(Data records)
╔══

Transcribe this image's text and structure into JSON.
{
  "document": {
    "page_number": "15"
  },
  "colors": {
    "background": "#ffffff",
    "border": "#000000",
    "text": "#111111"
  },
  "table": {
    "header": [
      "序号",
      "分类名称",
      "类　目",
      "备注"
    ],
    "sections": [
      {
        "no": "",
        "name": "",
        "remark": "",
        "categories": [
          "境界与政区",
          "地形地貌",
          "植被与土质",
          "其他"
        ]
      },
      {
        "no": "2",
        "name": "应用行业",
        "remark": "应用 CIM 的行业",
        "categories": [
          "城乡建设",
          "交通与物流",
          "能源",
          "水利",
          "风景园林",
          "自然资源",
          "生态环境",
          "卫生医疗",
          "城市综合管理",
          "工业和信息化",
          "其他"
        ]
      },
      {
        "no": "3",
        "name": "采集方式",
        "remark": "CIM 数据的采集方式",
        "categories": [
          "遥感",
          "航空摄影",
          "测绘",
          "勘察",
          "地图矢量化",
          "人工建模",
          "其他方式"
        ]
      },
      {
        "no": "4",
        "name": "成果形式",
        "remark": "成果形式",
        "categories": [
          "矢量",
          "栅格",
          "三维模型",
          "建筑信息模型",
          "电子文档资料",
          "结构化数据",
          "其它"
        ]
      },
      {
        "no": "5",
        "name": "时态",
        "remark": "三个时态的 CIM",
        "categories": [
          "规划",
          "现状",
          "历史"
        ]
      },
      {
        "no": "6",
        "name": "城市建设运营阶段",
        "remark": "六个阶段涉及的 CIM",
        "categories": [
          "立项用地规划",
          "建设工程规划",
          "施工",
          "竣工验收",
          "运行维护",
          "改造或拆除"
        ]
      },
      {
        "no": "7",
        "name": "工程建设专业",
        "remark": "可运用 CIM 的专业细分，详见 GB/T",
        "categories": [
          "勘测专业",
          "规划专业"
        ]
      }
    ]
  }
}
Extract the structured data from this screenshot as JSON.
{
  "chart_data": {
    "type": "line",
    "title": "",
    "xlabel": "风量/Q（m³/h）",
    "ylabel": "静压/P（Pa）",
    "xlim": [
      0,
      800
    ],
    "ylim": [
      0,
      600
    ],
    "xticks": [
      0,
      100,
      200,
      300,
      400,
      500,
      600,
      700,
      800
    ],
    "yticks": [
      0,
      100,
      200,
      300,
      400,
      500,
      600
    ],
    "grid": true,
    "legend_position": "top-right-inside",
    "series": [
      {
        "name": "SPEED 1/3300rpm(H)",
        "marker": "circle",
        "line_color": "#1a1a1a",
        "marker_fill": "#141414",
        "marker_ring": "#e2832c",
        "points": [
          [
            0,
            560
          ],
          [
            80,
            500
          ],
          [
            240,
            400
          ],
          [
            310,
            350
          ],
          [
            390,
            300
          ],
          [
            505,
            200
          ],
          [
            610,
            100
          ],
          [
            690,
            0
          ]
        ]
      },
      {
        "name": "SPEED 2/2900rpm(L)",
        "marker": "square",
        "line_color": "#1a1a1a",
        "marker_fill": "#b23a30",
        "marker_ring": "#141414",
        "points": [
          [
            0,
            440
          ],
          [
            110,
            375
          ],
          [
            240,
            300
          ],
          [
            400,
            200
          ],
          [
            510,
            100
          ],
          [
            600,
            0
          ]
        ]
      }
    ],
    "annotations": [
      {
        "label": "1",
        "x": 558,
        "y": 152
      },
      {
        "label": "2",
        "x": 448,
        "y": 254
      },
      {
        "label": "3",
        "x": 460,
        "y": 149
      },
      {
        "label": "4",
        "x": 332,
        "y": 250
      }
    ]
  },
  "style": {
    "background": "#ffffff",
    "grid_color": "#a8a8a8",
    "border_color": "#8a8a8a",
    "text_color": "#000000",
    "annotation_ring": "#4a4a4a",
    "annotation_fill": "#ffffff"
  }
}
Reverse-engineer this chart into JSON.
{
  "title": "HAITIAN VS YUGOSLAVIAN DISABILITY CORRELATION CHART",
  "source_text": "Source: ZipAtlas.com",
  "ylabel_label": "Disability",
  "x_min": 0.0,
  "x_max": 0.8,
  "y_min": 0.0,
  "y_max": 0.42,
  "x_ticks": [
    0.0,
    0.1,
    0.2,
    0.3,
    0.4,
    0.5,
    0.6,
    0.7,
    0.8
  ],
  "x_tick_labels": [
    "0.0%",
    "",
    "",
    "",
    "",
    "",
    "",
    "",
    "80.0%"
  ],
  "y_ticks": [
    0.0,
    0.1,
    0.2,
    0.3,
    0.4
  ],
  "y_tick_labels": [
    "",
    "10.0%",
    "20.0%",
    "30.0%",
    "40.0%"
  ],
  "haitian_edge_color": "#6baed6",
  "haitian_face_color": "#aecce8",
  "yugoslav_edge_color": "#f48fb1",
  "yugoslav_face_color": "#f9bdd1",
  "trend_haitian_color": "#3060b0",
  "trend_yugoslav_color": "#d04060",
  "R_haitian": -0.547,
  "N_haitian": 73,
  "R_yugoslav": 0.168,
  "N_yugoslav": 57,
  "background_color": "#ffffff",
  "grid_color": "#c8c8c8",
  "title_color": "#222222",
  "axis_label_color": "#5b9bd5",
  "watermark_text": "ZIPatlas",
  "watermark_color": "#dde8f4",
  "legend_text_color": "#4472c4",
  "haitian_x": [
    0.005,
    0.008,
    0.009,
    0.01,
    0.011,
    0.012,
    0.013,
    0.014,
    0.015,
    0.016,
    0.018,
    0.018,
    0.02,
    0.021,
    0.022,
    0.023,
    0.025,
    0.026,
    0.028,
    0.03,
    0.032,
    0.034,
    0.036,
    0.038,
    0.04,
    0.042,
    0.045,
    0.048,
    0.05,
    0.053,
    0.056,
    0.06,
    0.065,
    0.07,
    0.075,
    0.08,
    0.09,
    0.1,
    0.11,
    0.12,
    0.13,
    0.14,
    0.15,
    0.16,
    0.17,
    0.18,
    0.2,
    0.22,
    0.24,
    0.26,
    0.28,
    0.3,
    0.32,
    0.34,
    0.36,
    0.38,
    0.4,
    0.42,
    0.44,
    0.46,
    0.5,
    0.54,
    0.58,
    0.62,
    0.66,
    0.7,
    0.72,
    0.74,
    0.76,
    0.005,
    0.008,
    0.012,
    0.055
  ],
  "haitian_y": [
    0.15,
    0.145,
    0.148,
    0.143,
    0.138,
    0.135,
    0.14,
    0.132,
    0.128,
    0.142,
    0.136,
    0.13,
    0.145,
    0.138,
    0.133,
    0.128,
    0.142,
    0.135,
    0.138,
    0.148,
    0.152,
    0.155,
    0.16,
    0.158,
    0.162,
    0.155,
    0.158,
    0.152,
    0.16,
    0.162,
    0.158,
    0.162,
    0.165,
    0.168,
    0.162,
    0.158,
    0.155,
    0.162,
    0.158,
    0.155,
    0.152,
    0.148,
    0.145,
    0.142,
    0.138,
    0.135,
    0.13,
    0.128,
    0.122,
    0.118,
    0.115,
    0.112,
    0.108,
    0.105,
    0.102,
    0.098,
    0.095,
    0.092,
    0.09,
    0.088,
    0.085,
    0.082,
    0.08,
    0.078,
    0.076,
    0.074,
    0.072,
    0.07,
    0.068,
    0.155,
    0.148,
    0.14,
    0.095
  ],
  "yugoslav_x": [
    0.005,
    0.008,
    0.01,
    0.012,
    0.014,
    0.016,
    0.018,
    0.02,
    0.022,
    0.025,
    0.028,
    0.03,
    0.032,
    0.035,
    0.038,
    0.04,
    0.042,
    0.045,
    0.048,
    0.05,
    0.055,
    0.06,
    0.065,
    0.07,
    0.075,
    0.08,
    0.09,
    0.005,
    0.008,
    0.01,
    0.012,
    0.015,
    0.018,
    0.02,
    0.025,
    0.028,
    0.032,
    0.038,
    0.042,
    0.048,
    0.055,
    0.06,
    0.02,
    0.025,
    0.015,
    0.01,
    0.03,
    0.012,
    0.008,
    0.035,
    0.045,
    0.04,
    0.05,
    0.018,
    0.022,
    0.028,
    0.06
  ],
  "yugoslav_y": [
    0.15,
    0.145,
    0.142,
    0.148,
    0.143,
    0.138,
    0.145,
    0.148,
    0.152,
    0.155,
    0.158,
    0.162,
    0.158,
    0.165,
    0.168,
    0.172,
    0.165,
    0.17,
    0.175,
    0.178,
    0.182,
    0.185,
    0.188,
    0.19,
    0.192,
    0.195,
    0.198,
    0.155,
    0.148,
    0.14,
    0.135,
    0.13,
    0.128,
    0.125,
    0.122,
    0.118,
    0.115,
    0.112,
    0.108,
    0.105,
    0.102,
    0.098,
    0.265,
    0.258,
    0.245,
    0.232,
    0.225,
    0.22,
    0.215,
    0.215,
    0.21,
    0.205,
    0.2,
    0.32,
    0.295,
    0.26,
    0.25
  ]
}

╚══

Task to complete >> Report only a number: how many lines in the material above contain the string "into".

Response to this exercise >> 2